═════ The input
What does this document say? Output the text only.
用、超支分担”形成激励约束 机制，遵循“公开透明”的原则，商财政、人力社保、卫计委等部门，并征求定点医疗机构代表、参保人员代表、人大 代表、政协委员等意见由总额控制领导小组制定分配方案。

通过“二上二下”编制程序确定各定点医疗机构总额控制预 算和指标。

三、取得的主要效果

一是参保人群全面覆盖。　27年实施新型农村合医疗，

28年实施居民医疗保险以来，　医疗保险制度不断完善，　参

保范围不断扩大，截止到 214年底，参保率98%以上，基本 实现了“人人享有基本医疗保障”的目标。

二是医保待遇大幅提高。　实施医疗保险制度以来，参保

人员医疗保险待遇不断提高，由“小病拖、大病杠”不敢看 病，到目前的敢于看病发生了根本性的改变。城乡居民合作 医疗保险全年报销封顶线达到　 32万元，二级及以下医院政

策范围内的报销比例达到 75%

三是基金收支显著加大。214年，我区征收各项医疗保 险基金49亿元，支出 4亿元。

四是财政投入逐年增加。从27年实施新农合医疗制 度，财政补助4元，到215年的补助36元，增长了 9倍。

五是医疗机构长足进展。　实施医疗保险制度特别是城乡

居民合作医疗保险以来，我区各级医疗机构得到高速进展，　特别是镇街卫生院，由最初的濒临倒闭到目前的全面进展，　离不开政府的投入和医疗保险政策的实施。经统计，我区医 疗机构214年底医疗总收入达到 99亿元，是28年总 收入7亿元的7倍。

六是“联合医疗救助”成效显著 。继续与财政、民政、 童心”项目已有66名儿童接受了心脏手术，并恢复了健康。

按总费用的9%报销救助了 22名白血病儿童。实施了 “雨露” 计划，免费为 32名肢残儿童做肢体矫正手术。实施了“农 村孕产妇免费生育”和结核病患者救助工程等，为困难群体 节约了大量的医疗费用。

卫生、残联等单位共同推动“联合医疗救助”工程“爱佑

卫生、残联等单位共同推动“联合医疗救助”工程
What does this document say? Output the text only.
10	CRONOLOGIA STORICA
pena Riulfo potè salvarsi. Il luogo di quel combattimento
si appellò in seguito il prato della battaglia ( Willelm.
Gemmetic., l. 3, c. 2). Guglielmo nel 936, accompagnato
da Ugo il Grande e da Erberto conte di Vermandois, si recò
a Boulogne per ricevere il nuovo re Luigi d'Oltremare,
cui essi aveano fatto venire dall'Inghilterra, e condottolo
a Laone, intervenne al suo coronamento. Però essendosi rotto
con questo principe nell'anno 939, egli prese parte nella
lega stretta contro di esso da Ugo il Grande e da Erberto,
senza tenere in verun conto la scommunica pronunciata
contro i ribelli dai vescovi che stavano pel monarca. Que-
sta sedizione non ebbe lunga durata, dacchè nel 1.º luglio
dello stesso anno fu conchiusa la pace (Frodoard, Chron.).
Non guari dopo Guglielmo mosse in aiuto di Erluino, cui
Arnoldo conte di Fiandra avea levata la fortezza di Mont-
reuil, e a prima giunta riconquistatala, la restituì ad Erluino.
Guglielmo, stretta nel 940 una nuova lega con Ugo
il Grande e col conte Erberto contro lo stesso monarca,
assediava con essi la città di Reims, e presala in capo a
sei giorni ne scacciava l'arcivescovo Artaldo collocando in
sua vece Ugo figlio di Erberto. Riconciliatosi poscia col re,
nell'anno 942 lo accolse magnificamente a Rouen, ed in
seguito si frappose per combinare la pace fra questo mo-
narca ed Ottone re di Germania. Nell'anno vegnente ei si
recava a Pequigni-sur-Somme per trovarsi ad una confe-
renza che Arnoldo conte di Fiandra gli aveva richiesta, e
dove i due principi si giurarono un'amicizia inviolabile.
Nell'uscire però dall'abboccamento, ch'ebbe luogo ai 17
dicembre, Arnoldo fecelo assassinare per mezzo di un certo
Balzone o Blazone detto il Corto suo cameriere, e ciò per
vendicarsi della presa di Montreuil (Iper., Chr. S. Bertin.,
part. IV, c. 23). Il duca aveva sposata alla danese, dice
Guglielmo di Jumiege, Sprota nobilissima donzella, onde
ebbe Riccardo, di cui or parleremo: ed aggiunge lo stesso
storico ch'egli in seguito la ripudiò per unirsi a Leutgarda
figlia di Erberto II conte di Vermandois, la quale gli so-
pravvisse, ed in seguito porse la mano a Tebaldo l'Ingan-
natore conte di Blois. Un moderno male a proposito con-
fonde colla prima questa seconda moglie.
══════════
Written task: Report how many lines above hold the string "seguito", giving nothing but the number.

Worked solution: 4